Todo ello es un problema arduo; constituye la tarea de la teología moral que, en su quehacer científico, cuenta además con el magisterio, bajo cuya guía y en comunión con la Tradición debe interpretarse el mensaje bíblico.
Por otra parte, también el recurso a la razón humana como fuente de la ética cristiana está sometido a revisión. La enseñanza eclesial se ha referido a la razón humana, recurriendo a la ley natural, especialmente en las cuestiones que tocan a la sexualidad. San Pablo condena la homosexualidad como contraria a la naturaleza. Santo Tomás encuadra y valora los pecados de sexualidad según la distinción extendida luego en la moral cristiana, entre pecados secundum y contra naturam. El recurso a la ley natural ha estado siempre presente en el magisterio.
A pesar de todo, la ley natural ha sido frecuentemente contestada desde distintos enfoques y perspectivas: desde el positivismo jurídico, que sitúa la fuente del derecho únicamente en la autoridad y en la sociedad; desde la ética de situación, que niega todo valor y toda ley objetiva y universal; e incluso desde la teología moral, defendiendo que la gracia y el espíritu la transforman. Pero la contestación alcanza a su mismo sentido, achacándole un carácter fixista y esencialista, cierta deshumanización y racionalismo, y especialmente un fuerte naturalismo y olvido de la cultura.

--- ACCIONES A REALIZAR ---
1. Repite, sin ningún cambio, el tramo del fragmento sobre la ley natural que va desde "Todo ello es" hasta "en el magisterio.".
2. Retoma el fragmento sobre la ley natural y continúalo a partir de su última oración.

--- MATERIAL ---

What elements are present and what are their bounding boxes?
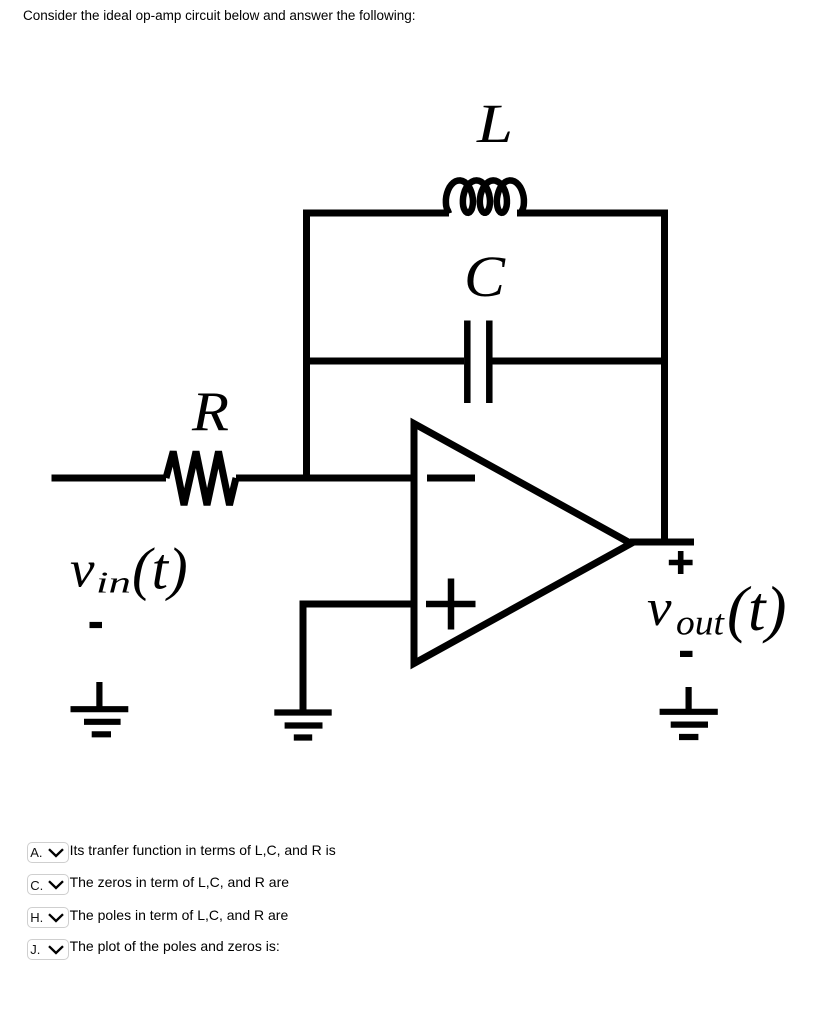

--- RESULTADOS POR TAREA ---
1.
Todo ello es un problema arduo; constituye la tarea de la teología moral que, en su quehacer científico, cuenta además con el magisterio, bajo cuya guía y en comunión con la Tradición debe interpretarse el mensaje bíblico.
Por otra parte, también el recurso a la razón humana como fuente de la ética cristiana está sometido a revisión. La enseñanza eclesial se ha referido a la razón humana, recurriendo a la ley natural, especialmente en las cuestiones que tocan a la sexualidad. San Pablo condena la homosexualidad como contraria a la naturaleza. Santo Tomás encuadra y valora los pecados de sexualidad según la distinción extendida luego en la moral cristiana, entre pecados secundum y contra naturam. El recurso a la ley natural ha estado siempre presente en el magisterio.

2.
Esta profunda crítica a la que se ha visto sometida ha conducido a una mejor comprensión de la ley natural como fuente del conocimiento moral. Necesariamente tiene que tener en cuenta toda la realidad del hombre dentro de la variedad y complementariedad de sus elementos estructurales. Abarca, no sólo los elementos biológicos, sino también los psicológicos y espirituales. Y, al referirse a la totalidad de la persona, que es un ser evolutivo y dinámico, no puede considerarse como una realidad ya hecha y acabada. Así es como se puede comprender, dice Juan Pablo II, “el verdadero significado de la ley natural, la cual se refiere a la naturaleza propia y originaria del hombre, a la naturaleza de la persona humana que es la persona misma en la unidad de alma y cuerpo” (VS 50).
Esto es válido también para la sexualidad, lo que implica que, en definitiva, la moral sexual debe fundarse en una auténtica antropología sexual capaz de superar todo planteamiento puramente biológico, naturalista o dualista, para llegar a comprender la sexualidad como valor de la persona, como realidad que participa de su mismo dinamismo evolutivo y que compromete su desarrollo.

2. Matrimonio y virginidad: dos formas de vivir la sexualidad

Sobre el matrimonio y la virginidad la tradición cristiana ha desarrollado desde los primeros siglos una reflexión muy rica, reconociendo ambas instituciones como formas válidas de vivir el misterio del amor de Cristo y llegando a señalar también una viva relación entre los dos estados. Sobre todo en los primeros siglos la comparación entre matrimonio y virginidad es constante. Si el matrimonio es el signo de la unión  de Cristo con la Iglesia (Ef 5, 22-32), la virginidad manifiesta el desposorio del/de la virgen con el Señor. Pero en cada uno de los periodos se van destacando aspectos particulares según las necesidades, los errores de la época o el influjo cultural.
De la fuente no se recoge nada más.